INPUT MATERIAL:
★ ★ ★

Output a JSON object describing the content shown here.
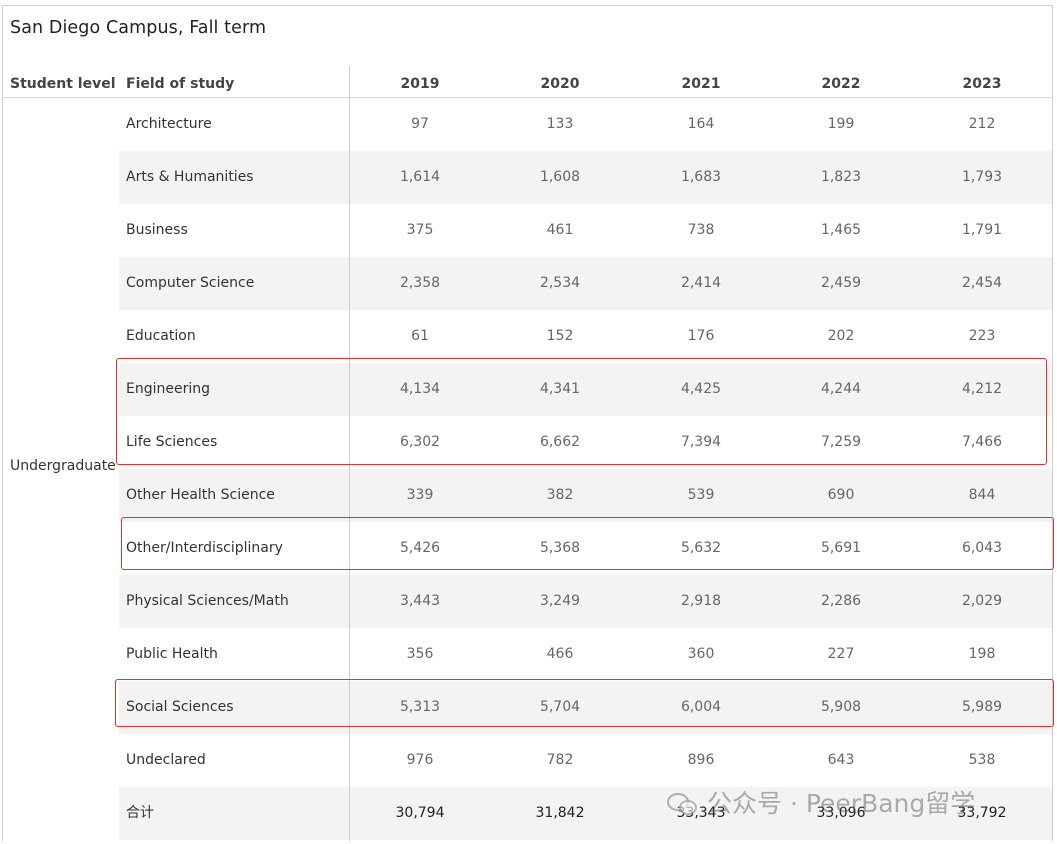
{
  "title": "San Diego Campus, Fall term",
  "headers": {
    "student_level": "Student level",
    "field_of_study": "Field of study",
    "years": [
      "2019",
      "2020",
      "2021",
      "2022",
      "2023"
    ]
  },
  "student_level": "Undergraduate",
  "rows": [
    {
      "field": "Architecture",
      "values": [
        "97",
        "133",
        "164",
        "199",
        "212"
      ]
    },
    {
      "field": "Arts & Humanities",
      "values": [
        "1,614",
        "1,608",
        "1,683",
        "1,823",
        "1,793"
      ]
    },
    {
      "field": "Business",
      "values": [
        "375",
        "461",
        "738",
        "1,465",
        "1,791"
      ]
    },
    {
      "field": "Computer Science",
      "values": [
        "2,358",
        "2,534",
        "2,414",
        "2,459",
        "2,454"
      ]
    },
    {
      "field": "Education",
      "values": [
        "61",
        "152",
        "176",
        "202",
        "223"
      ]
    },
    {
      "field": "Engineering",
      "values": [
        "4,134",
        "4,341",
        "4,425",
        "4,244",
        "4,212"
      ]
    },
    {
      "field": "Life Sciences",
      "values": [
        "6,302",
        "6,662",
        "7,394",
        "7,259",
        "7,466"
      ]
    },
    {
      "field": "Other Health Science",
      "values": [
        "339",
        "382",
        "539",
        "690",
        "844"
      ]
    },
    {
      "field": "Other/Interdisciplinary",
      "values": [
        "5,426",
        "5,368",
        "5,632",
        "5,691",
        "6,043"
      ]
    },
    {
      "field": "Physical Sciences/Math",
      "values": [
        "3,443",
        "3,249",
        "2,918",
        "2,286",
        "2,029"
      ]
    },
    {
      "field": "Public Health",
      "values": [
        "356",
        "466",
        "360",
        "227",
        "198"
      ]
    },
    {
      "field": "Social Sciences",
      "values": [
        "5,313",
        "5,704",
        "6,004",
        "5,908",
        "5,989"
      ]
    },
    {
      "field": "Undeclared",
      "values": [
        "976",
        "782",
        "896",
        "643",
        "538"
      ]
    }
  ],
  "total": {
    "field": "合计",
    "values": [
      "30,794",
      "31,842",
      "33,343",
      "33,096",
      "33,792"
    ]
  },
  "watermark": {
    "text": "公众号 · PeerBang留学",
    "icon": "wechat-icon"
  },
  "colors": {
    "highlight_box": "#e03030",
    "row_shade": "#f3f3f3"
  }
}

★ ★ ★

WHAT TO WORK ON:
Would you set down the listing exactly, omitting pictures?

EXERCISE OUTPUT:
Output a JSON object describing the content shown here.
{
  "title": "San Diego Campus, Fall term",
  "headers": {
    "student_level": "Student level",
    "field_of_study": "Field of study",
    "years": [
      "2019",
      "2020",
      "2021",
      "2022",
      "2023"
    ]
  },
  "student_level": "Undergraduate",
  "rows": [
    {
      "field": "Architecture",
      "values": [
        "97",
        "133",
        "164",
        "199",
        "212"
      ]
    },
    {
      "field": "Arts & Humanities",
      "values": [
        "1,614",
        "1,608",
        "1,683",
        "1,823",
        "1,793"
      ]
    },
    {
      "field": "Business",
      "values": [
        "375",
        "461",
        "738",
        "1,465",
        "1,791"
      ]
    },
    {
      "field": "Computer Science",
      "values": [
        "2,358",
        "2,534",
        "2,414",
        "2,459",
        "2,454"
      ]
    },
    {
      "field": "Education",
      "values": [
        "61",
        "152",
        "176",
        "202",
        "223"
      ]
    },
    {
      "field": "Engineering",
      "values": [
        "4,134",
        "4,341",
        "4,425",
        "4,244",
        "4,212"
      ]
    },
    {
      "field": "Life Sciences",
      "values": [
        "6,302",
        "6,662",
        "7,394",
        "7,259",
        "7,466"
      ]
    },
    {
      "field": "Other Health Science",
      "values": [
        "339",
        "382",
        "539",
        "690",
        "844"
      ]
    },
    {
      "field": "Other/Interdisciplinary",
      "values": [
        "5,426",
        "5,368",
        "5,632",
        "5,691",
        "6,043"
      ]
    },
    {
      "field": "Physical Sciences/Math",
      "values": [
        "3,443",
        "3,249",
        "2,918",
        "2,286",
        "2,029"
      ]
    },
    {
      "field": "Public Health",
      "values": [
        "356",
        "466",
        "360",
        "227",
        "198"
      ]
    },
    {
      "field": "Social Sciences",
      "values": [
        "5,313",
        "5,704",
        "6,004",
        "5,908",
        "5,989"
      ]
    },
    {
      "field": "Undeclared",
      "values": [
        "976",
        "782",
        "896",
        "643",
        "538"
      ]
    }
  ],
  "total": {
    "field": "合计",
    "values": [
      "30,794",
      "31,842",
      "33,343",
      "33,096",
      "33,792"
    ]
  },
  "watermark": {
    "text": "公众号 · PeerBang留学",
    "icon": "wechat-icon"
  },
  "colors": {
    "highlight_box": "#e03030",
    "row_shade": "#f3f3f3"
  }
}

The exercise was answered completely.